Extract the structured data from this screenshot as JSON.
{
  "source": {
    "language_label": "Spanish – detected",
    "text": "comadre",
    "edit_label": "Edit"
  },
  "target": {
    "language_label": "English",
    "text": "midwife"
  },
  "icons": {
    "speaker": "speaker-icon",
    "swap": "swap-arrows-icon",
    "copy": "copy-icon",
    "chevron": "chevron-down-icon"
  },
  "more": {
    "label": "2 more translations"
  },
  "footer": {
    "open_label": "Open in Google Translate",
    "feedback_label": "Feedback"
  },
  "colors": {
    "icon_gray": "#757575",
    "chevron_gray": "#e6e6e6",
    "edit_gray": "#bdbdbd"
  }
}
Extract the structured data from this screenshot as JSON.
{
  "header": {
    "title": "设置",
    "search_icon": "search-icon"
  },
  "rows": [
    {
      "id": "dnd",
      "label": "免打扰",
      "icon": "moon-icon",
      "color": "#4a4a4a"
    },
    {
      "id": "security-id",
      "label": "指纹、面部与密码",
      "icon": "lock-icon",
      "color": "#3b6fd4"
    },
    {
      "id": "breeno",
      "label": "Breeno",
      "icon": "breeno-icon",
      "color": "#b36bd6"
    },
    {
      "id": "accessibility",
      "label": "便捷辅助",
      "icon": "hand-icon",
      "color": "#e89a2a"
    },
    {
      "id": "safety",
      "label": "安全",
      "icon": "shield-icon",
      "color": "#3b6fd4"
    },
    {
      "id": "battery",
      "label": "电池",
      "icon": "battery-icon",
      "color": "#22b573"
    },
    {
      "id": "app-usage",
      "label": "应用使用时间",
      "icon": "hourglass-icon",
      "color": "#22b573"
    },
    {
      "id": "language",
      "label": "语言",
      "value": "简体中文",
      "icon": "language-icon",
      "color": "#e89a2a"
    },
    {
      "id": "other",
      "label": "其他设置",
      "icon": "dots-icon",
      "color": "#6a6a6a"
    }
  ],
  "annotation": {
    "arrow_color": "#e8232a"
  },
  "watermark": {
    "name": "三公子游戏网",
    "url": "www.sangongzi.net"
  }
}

> [Your objective] Send back every record, precisely as written.

> [Task answer]
Extract the structured data from this screenshot as JSON.
{
  "source": {
    "language_label": "Spanish – detected",
    "text": "comadre",
    "edit_label": "Edit"
  },
  "target": {
    "language_label": "English",
    "text": "midwife"
  },
  "icons": {
    "speaker": "speaker-icon",
    "swap": "swap-arrows-icon",
    "copy": "copy-icon",
    "chevron": "chevron-down-icon"
  },
  "more": {
    "label": "2 more translations"
  },
  "footer": {
    "open_label": "Open in Google Translate",
    "feedback_label": "Feedback"
  },
  "colors": {
    "icon_gray": "#757575",
    "chevron_gray": "#e6e6e6",
    "edit_gray": "#bdbdbd"
  }
}
Extract the structured data from this screenshot as JSON.
{
  "header": {
    "title": "设置",
    "search_icon": "search-icon"
  },
  "rows": [
    {
      "id": "dnd",
      "label": "免打扰",
      "icon": "moon-icon",
      "color": "#4a4a4a"
    },
    {
      "id": "security-id",
      "label": "指纹、面部与密码",
      "icon": "lock-icon",
      "color": "#3b6fd4"
    },
    {
      "id": "breeno",
      "label": "Breeno",
      "icon": "breeno-icon",
      "color": "#b36bd6"
    },
    {
      "id": "accessibility",
      "label": "便捷辅助",
      "icon": "hand-icon",
      "color": "#e89a2a"
    },
    {
      "id": "safety",
      "label": "安全",
      "icon": "shield-icon",
      "color": "#3b6fd4"
    },
    {
      "id": "battery",
      "label": "电池",
      "icon": "battery-icon",
      "color": "#22b573"
    },
    {
      "id": "app-usage",
      "label": "应用使用时间",
      "icon": "hourglass-icon",
      "color": "#22b573"
    },
    {
      "id": "language",
      "label": "语言",
      "value": "简体中文",
      "icon": "language-icon",
      "color": "#e89a2a"
    },
    {
      "id": "other",
      "label": "其他设置",
      "icon": "dots-icon",
      "color": "#6a6a6a"
    }
  ],
  "annotation": {
    "arrow_color": "#e8232a"
  },
  "watermark": {
    "name": "三公子游戏网",
    "url": "www.sangongzi.net"
  }
}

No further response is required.